───── SUPPLIED TEXT

Career transitions into tech are often written as stories about potential. That approach usually falls apart in interviews, because potential is hard to verify. What hiring managers actually respond to is concrete work: labs completed, systems built, documentation written, problems debugged, environments deployed. This post is not a motivational transition story. It is a grounded explanation of how a non‑traditional background can connect to real engineering behaviors that are already visible in projects and work history.

Nothing in this post is hypothetical. Every example maps to something that exists: a lab, a deployment, a repository, or a documented process. The goal is not to convince anyone with adjectives. The goal is to make the path traceable.

Starting point

Before tech, my work was operational and field‑based. Army healthcare, case management in court systems, construction, logistics, animal care, and facility maintenance. Those roles were not software jobs. They did, however, involve repeatable processes, documentation, coordination, troubleshooting under pressure, and responsibility for outcomes. That matters only if it shows up later in observable engineering behavior, so the focus here is on where that actually happened.

──────────

• **WHAT IS ASKED**
Write the next part of the career-transition post above, starting right after its last sentence.

───── LISTED ENTRIES

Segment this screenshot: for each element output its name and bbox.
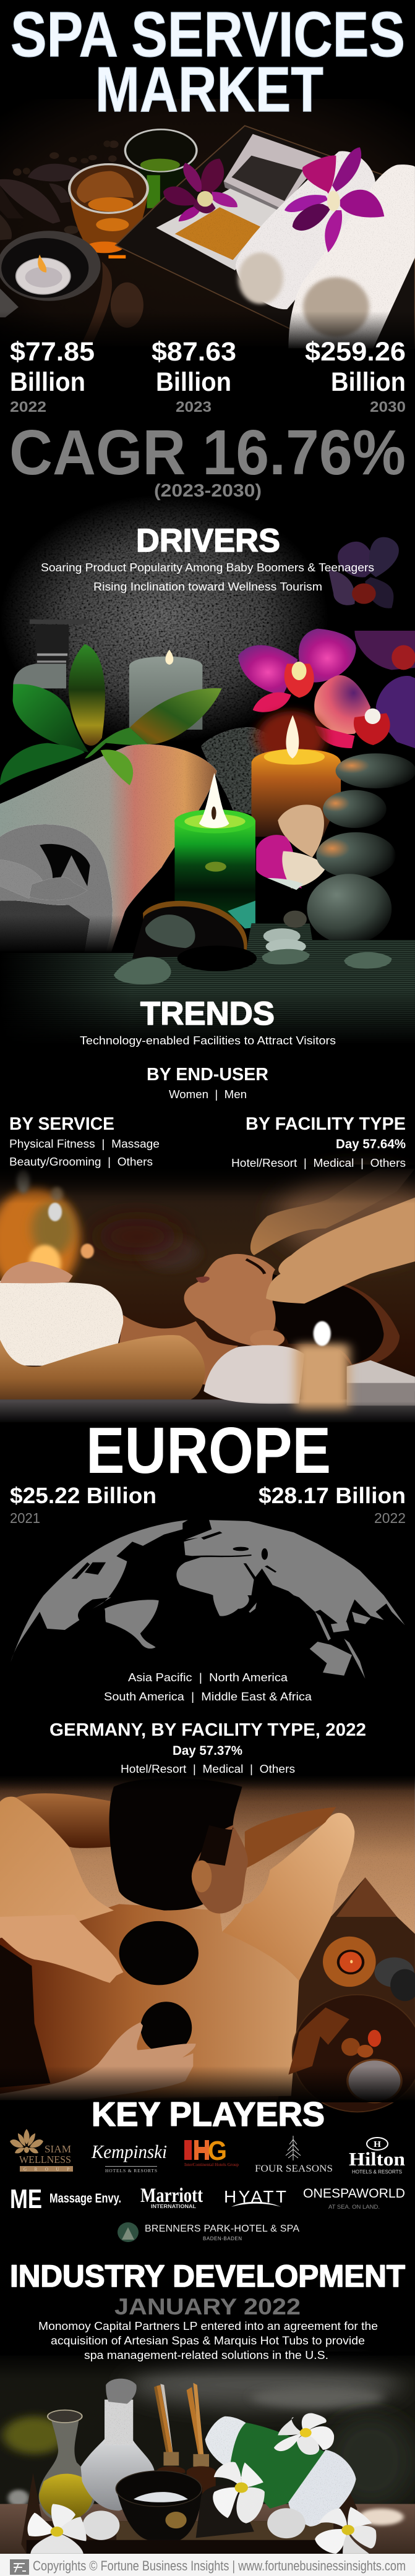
drivers heading: DRIVERS bbox=[136, 522, 280, 559]
trends heading: TRENDS bbox=[140, 996, 275, 1032]
segment: by end-user bbox=[147, 1065, 268, 1101]
germany by facility type: Hotel/Resort | Medical | Others bbox=[121, 1762, 295, 1775]
logo: massage envy bbox=[10, 2184, 121, 2214]
europe 2022 value bbox=[259, 1483, 406, 1526]
market size 2030: Billion bbox=[331, 367, 406, 397]
top leaf on towel bbox=[101, 749, 133, 785]
plumeria centre bbox=[213, 2462, 265, 2523]
carob pods and coffee beans bbox=[0, 140, 143, 348]
model right forearm bbox=[245, 1807, 336, 1869]
europe 2022 value: 2022 bbox=[374, 1510, 406, 1526]
icon: tree bbox=[286, 2136, 301, 2160]
other regions list: South America | Middle East & Africa bbox=[104, 1690, 312, 1703]
faded orchid top right bbox=[328, 537, 399, 608]
europe 2022 value: $28.17 Billion bbox=[259, 1483, 406, 1508]
CAGR: (2023-2030) bbox=[154, 481, 262, 501]
indonesia bbox=[315, 1612, 370, 1679]
logo: kempinski bbox=[91, 2141, 167, 2173]
segment: by service: Beauty/Grooming | Others bbox=[9, 1155, 153, 1168]
logo: onespaworld: ONESPAWORLD bbox=[303, 2186, 405, 2201]
photo: hot stone back massage bbox=[0, 1776, 415, 2112]
orchid blossom upper bbox=[238, 629, 356, 712]
title: MARKET bbox=[95, 54, 323, 125]
blurred bokeh backdrop bbox=[0, 2352, 415, 2510]
logo: four seasons bbox=[255, 2136, 333, 2174]
green leaves bbox=[0, 644, 222, 785]
logo: marriott: Marriott bbox=[140, 2185, 203, 2207]
market size 2030: $259.26 bbox=[305, 337, 406, 367]
gravel bbox=[201, 727, 276, 814]
plumeria upper bbox=[274, 2413, 334, 2455]
reed diffusers bbox=[154, 2383, 216, 2498]
glass jar bbox=[13, 620, 89, 688]
segment: by facility type: BY FACILITY TYPE bbox=[246, 1114, 406, 1134]
round plate with bundles bbox=[288, 1995, 415, 2112]
inland seas bbox=[72, 1532, 276, 1580]
amber glass bbox=[69, 164, 148, 258]
title bbox=[11, 0, 405, 125]
logo: brenners park-hotel and spa: BADEN-BADEN bbox=[203, 2236, 242, 2241]
europe 2021 value: $25.22 Billion bbox=[10, 1483, 156, 1508]
blurred candle bbox=[295, 1321, 349, 1412]
logo: kempinski: Kempinski bbox=[91, 2141, 167, 2162]
woman's arm bbox=[0, 1335, 205, 1414]
logo: marriott: INTERNATIONAL bbox=[151, 2203, 196, 2209]
logo: IHG: G bbox=[208, 2136, 227, 2166]
black bowl with salt bbox=[116, 2471, 202, 2540]
grey towel backdrop bbox=[7, 501, 320, 735]
green candle bbox=[174, 773, 255, 929]
towel and green leaf bbox=[205, 2416, 356, 2527]
drivers text: Rising Inclination toward Wellness Tourism bbox=[93, 580, 322, 593]
rolled towel bbox=[0, 744, 217, 952]
therapist hand bbox=[266, 1198, 415, 1303]
logo: four seasons: FOUR SEASONS bbox=[255, 2164, 333, 2174]
photo: towel, candles, orchids and stones bbox=[0, 487, 415, 1045]
market size 2030 bbox=[305, 337, 406, 416]
logo: hilton: H bbox=[374, 2140, 381, 2149]
massage table bbox=[0, 1399, 415, 1422]
massage stones bbox=[119, 1921, 199, 2054]
segment: by service: BY SERVICE bbox=[9, 1114, 114, 1134]
stacked stones bbox=[374, 1958, 415, 2001]
photo top fade bbox=[0, 1775, 415, 1791]
development text: Monomoy Capital Partners LP entered into an agreement for the bbox=[38, 2319, 378, 2332]
segment: by facility type bbox=[231, 1114, 406, 1169]
australia and islands bbox=[310, 1642, 352, 1676]
drivers text: Soaring Product Popularity Among Baby Boomers & Teenagers bbox=[41, 561, 374, 574]
wooden corner bbox=[336, 1877, 397, 1917]
mat fades bbox=[0, 989, 415, 1045]
wooden table bbox=[0, 2504, 415, 2554]
model left upper arm bbox=[0, 1797, 114, 1924]
trends text: Technology-enabled Facilities to Attract Visitors bbox=[80, 1034, 336, 1047]
development text bbox=[38, 2319, 378, 2361]
dark table backdrop bbox=[0, 99, 415, 346]
woman's face and neck bbox=[184, 1254, 285, 1347]
logo: siam wellness group: G R O U P bbox=[24, 2167, 69, 2172]
small orchid bbox=[163, 159, 237, 221]
logo: hyatt: HYATT bbox=[224, 2187, 286, 2206]
therapist arm bbox=[250, 1169, 415, 1255]
bowl of turmeric powder bbox=[156, 189, 278, 270]
hand on shoulder bbox=[0, 1261, 73, 1283]
fade to black bbox=[0, 1402, 415, 1424]
bowl of dark powder bbox=[224, 134, 323, 211]
region heading: EUROPE bbox=[86, 1414, 331, 1487]
candle holder bbox=[323, 1937, 376, 1987]
other regions list bbox=[104, 1671, 312, 1703]
model right upper arm bbox=[222, 1813, 354, 1981]
logo: hilton: HOTELS & RESORTS bbox=[352, 2169, 402, 2175]
dark right table bbox=[278, 1877, 415, 2100]
orchid blossom top right bbox=[354, 631, 415, 670]
towel bottom fade bbox=[0, 915, 143, 953]
segment: by facility type: Day 57.64% bbox=[336, 1137, 406, 1151]
logo: IHG: InterContinental Hotels Group bbox=[184, 2162, 239, 2167]
photo: spa tray with towels and orchids bbox=[0, 99, 415, 351]
market size 2022: Billion bbox=[10, 367, 85, 397]
europe 2021 value bbox=[10, 1483, 156, 1526]
germany by facility type: GERMANY, BY FACILITY TYPE, 2022 bbox=[49, 1720, 366, 1740]
tea light in dark dish bbox=[0, 231, 101, 317]
europe 2021 value: 2021 bbox=[10, 1510, 40, 1526]
madagascar bbox=[249, 1603, 257, 1613]
striped mat bbox=[0, 923, 415, 1043]
segment: by service: Physical Fitness | Massage bbox=[9, 1137, 160, 1150]
logo: hilton bbox=[349, 2138, 405, 2175]
logo: siam wellness group: WELLNESS bbox=[19, 2154, 71, 2165]
large orchid bbox=[285, 147, 384, 252]
herbal compress bbox=[81, 2379, 155, 2510]
torso bbox=[0, 1904, 299, 2100]
key players heading: KEY PLAYERS bbox=[92, 2095, 325, 2133]
rolled pillow bbox=[203, 1345, 415, 1405]
logo: massage envy: Massage Envy. bbox=[49, 2191, 121, 2206]
development text: spa management-related solutions in the U.S. bbox=[84, 2348, 328, 2361]
therapist hand lower bbox=[0, 2023, 196, 2100]
logo: siam wellness group bbox=[10, 2129, 73, 2172]
icon: fortune business insights logo bbox=[10, 2559, 29, 2575]
logo: siam wellness group: SIAM bbox=[45, 2143, 71, 2155]
sand towel background bbox=[0, 1776, 415, 2100]
stacked massage stones bbox=[307, 753, 415, 944]
development text: acquisition of Artesian Spas & Marquis Hot Tubs to provide bbox=[51, 2334, 365, 2347]
market size 2023: Billion bbox=[156, 367, 231, 397]
market size 2022: $77.85 bbox=[10, 337, 95, 367]
market size 2023 bbox=[152, 337, 236, 416]
pebbles bbox=[114, 911, 391, 984]
pale orchid bbox=[256, 804, 326, 890]
footer bar bbox=[0, 2554, 415, 2576]
top fade bbox=[0, 1164, 415, 1204]
date: JANUARY 2022 bbox=[114, 2294, 301, 2319]
black tray bbox=[116, 126, 415, 348]
orchid blossom right bbox=[314, 675, 415, 748]
grey candle bbox=[129, 650, 202, 730]
head and hair bbox=[109, 1778, 248, 1914]
logo: hilton: Hilton bbox=[349, 2148, 405, 2170]
orange candle bbox=[252, 711, 341, 837]
oil flask bbox=[39, 2410, 95, 2521]
segment: by service bbox=[9, 1114, 160, 1168]
world map globe bbox=[11, 1520, 405, 1679]
drivers text bbox=[41, 561, 374, 593]
logo: kempinski: HOTELS & RESORTS bbox=[105, 2168, 157, 2173]
rolled white towels bbox=[236, 151, 415, 348]
shadow left of body bbox=[0, 1945, 50, 2088]
south america bbox=[105, 1600, 159, 1648]
segment: by end-user: BY END-USER bbox=[147, 1065, 268, 1085]
woven tray bbox=[21, 2473, 357, 2554]
market size 2030: 2030 bbox=[370, 399, 406, 416]
fade to black bbox=[0, 311, 415, 351]
segment: by facility type: Hotel/Resort | Medical | Others bbox=[231, 1156, 406, 1169]
industry development heading: INDUSTRY DEVELOPMENT bbox=[10, 2259, 405, 2293]
woman's hair bbox=[272, 1274, 400, 1367]
logo: brenners park-hotel and spa bbox=[118, 2222, 299, 2242]
photo: woman receiving head massage bbox=[0, 1164, 415, 1424]
market size 2023: 2023 bbox=[176, 399, 212, 416]
therapist hand upper bbox=[0, 1915, 123, 1983]
north america and greenland bbox=[11, 1520, 188, 1662]
logo: brenners park-hotel and spa: BRENNERS PARK-HOTEL & SPA bbox=[145, 2224, 299, 2234]
brown blurred room bbox=[0, 1166, 415, 1423]
model left forearm bbox=[16, 1793, 114, 1848]
round candles bbox=[83, 2508, 306, 2540]
market size 2023: $87.63 bbox=[152, 337, 236, 367]
germany by facility type: Day 57.37% bbox=[173, 1744, 242, 1758]
segment: by end-user: Women | Men bbox=[169, 1088, 247, 1101]
dark glossy stone bbox=[132, 901, 257, 971]
icon: lotus bbox=[10, 2129, 43, 2154]
plumeria lower left bbox=[28, 2504, 87, 2554]
other regions list: Asia Pacific | North America bbox=[128, 1671, 288, 1684]
green glass bbox=[125, 129, 197, 208]
plumeria lower right bbox=[315, 2507, 376, 2554]
germany by facility type bbox=[49, 1720, 366, 1775]
eurasia and africa bbox=[176, 1520, 405, 1628]
logo: massage envy: ME bbox=[10, 2184, 42, 2214]
logo: IHG bbox=[184, 2136, 239, 2167]
logo: onespaworld: AT SEA. ON LAND. bbox=[328, 2204, 380, 2210]
photo: spa products with plumeria bbox=[0, 2352, 415, 2554]
logo: onespaworld bbox=[303, 2186, 405, 2210]
chest bbox=[116, 1315, 238, 1385]
white body towel bbox=[0, 1281, 123, 1367]
dark stones bbox=[196, 2485, 254, 2538]
market size 2022 bbox=[10, 337, 95, 416]
mat side fade bbox=[0, 951, 132, 1044]
blurred candles left bbox=[0, 1169, 94, 1294]
fade to black bbox=[0, 2066, 415, 2102]
market size 2022: 2022 bbox=[10, 399, 46, 416]
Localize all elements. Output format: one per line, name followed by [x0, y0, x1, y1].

──────────

• **RESPONSE**
AWS support internship: applied cloud work

The first direct bridge into engineering work came through an AWS Cloud Support Engineering internship. This was not a research or theory role. It was guided, lab‑driven work inside AWS environments.

Concrete activities during that internship included:

• Guided support rotations in training environments • Juniper/Junos troubleshooting labs delivered through Jupyter notebooks • Building a serverless metadata extraction workflow using Lambda, DynamoDB, and S3 • Deploying an accessible frontend for that workflow on AWS Amplify • Implementing a transparent cost model to estimate storage, transfer, and compute usage

These were not abstract exercises. They required reading logs, interpreting failure modes, configuring IAM, wiring services together, validating data flow, and producing working outputs. The capstone project produced a deployed workflow and a documented cost breakdown. That is the point where cloud services stopped being conceptual and became operational.

Open‑source frontend work: operating inside existing codebases

Alongside formal internship work, I contributed to CIRIS Ethical AI as a junior frontend developer. The scope was intentionally small: onboarding documentation, environment setup notes, JWT guidance, logging around token verification, lint fixes, and clearer error messages.

The engineering behavior here was not inventing new systems. It was reading an existing codebase, running it locally, identifying friction points, improving documentation, submitting pull requests, and tracking larger changes as GitHub issues. That is the same behavior expected in real teams: understand the current system first, improve it incrementally, leave a transparent record of changes.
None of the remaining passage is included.